Recorded data:
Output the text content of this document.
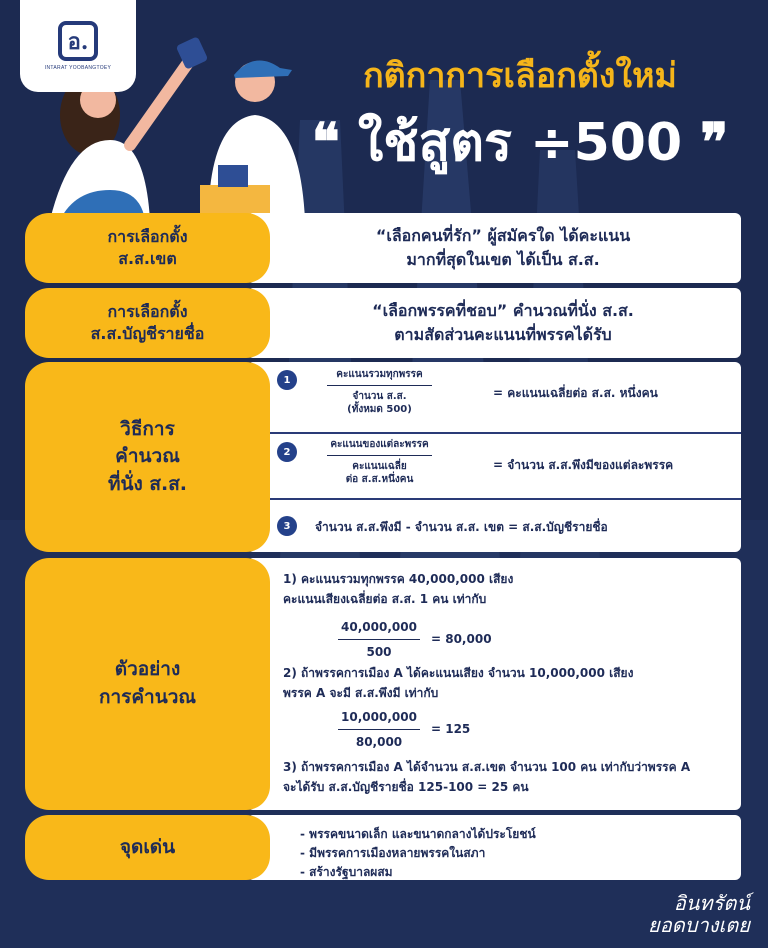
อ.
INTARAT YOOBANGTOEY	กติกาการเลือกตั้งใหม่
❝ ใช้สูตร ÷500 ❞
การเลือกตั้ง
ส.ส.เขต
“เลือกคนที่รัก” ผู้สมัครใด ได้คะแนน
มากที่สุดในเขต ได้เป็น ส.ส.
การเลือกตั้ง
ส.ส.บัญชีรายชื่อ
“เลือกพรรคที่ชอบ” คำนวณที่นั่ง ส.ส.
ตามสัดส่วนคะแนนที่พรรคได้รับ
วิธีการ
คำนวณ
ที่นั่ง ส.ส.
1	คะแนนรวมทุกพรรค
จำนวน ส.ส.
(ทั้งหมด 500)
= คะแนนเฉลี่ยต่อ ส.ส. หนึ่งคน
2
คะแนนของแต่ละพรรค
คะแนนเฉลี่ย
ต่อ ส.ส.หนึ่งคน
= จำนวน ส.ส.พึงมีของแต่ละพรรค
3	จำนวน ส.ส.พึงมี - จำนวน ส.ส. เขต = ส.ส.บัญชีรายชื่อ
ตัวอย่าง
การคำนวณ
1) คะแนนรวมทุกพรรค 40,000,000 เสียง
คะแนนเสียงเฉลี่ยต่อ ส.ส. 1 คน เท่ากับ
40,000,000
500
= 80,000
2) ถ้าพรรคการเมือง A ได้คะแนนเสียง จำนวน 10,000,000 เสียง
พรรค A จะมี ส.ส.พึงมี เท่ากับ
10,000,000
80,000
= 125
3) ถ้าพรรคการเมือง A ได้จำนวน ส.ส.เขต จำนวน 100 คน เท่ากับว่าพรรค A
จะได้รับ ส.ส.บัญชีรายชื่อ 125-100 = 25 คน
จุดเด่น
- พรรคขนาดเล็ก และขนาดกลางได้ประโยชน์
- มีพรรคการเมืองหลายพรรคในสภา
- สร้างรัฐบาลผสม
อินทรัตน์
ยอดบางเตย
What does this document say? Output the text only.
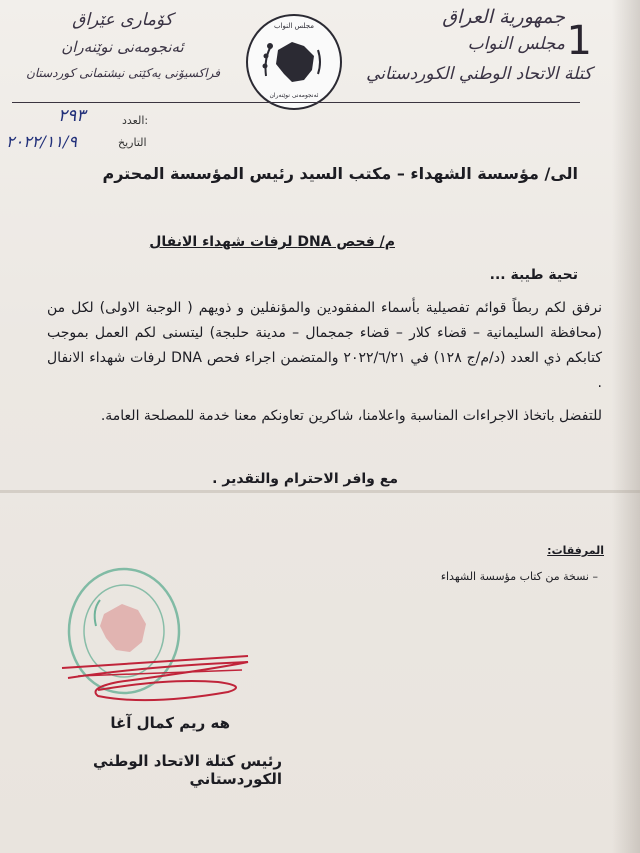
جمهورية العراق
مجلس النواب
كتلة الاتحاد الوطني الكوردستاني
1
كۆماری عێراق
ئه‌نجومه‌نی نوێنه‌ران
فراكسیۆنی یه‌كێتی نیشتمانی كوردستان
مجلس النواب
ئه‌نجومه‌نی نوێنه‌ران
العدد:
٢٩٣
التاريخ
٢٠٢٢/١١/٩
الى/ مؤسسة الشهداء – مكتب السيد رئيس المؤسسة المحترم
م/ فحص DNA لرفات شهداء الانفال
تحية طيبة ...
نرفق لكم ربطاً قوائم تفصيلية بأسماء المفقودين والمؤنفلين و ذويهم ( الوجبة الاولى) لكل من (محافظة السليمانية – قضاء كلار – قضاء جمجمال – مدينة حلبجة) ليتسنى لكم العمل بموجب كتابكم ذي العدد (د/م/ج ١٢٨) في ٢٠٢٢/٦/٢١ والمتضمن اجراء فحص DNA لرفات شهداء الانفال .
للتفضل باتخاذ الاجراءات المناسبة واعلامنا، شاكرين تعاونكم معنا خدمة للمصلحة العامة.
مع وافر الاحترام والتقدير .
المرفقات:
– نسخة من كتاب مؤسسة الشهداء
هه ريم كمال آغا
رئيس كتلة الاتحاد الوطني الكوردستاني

# WORK TO BE COMPLETED
Display every line of the listing that contains the string "าพรรคการเม".

# FINAL RESULT
2) ถ้าพรรคการเมือง A ได้คะแนนเสียง จำนวน 10,000,000 เสียง
3) ถ้าพรรคการเมือง A ได้จำนวน ส.ส.เขต จำนวน 100 คน เท่ากับว่าพรรค A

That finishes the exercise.